Dataset excerpts:
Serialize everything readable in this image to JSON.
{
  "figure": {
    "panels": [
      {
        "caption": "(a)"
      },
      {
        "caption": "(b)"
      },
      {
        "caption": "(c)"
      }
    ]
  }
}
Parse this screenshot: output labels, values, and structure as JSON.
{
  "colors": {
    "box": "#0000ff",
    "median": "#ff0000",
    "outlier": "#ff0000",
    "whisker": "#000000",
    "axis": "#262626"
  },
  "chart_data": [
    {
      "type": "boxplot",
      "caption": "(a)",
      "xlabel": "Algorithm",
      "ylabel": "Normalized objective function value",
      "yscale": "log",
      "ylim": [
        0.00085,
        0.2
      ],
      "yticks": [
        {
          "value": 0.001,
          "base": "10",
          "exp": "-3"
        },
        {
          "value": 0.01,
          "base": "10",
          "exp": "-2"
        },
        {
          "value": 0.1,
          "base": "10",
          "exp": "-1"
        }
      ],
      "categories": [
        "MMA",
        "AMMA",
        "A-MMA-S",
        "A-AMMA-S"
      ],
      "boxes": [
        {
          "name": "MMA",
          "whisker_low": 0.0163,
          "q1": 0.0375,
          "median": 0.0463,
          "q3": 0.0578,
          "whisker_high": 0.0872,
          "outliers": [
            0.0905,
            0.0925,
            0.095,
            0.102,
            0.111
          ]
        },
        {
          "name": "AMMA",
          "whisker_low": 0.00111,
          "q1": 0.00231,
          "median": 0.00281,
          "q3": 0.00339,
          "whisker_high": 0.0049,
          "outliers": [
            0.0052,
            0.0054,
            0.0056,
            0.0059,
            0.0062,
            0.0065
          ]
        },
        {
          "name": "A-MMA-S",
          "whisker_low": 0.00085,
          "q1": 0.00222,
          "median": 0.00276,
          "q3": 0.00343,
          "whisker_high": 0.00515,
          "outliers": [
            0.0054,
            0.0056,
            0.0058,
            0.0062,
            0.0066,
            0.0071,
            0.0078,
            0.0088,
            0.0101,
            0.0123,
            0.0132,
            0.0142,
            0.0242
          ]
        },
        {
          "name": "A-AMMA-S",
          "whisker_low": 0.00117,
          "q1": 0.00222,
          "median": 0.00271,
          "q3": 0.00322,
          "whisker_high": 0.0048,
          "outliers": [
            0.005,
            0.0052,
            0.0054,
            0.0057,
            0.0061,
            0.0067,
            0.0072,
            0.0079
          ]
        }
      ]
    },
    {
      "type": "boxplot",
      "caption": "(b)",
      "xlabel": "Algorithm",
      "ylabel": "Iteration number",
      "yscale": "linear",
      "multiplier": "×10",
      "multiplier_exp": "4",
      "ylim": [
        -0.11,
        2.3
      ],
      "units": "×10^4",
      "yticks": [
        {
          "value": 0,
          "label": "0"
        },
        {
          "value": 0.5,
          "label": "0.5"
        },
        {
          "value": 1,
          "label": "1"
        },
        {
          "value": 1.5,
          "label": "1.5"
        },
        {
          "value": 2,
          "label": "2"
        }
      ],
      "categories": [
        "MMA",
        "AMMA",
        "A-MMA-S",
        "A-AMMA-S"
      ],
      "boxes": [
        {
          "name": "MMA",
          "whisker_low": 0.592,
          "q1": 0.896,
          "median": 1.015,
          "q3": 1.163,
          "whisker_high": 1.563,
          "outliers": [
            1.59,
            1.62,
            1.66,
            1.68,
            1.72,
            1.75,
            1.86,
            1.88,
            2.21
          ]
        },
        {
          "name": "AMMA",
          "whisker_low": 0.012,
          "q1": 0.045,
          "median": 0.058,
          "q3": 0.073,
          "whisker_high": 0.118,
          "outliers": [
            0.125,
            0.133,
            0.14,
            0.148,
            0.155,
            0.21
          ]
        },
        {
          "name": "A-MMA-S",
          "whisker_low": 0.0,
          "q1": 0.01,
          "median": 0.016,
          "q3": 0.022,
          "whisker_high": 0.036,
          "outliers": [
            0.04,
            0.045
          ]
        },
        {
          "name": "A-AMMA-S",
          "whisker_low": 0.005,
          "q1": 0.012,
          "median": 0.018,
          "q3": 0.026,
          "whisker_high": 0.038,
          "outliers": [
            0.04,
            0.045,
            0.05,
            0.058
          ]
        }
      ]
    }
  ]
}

To do: Read the entries and select each line where the word "ylabel" is found.

Solution:
      "ylabel": "Normalized objective function value",
      "ylabel": "Iteration number",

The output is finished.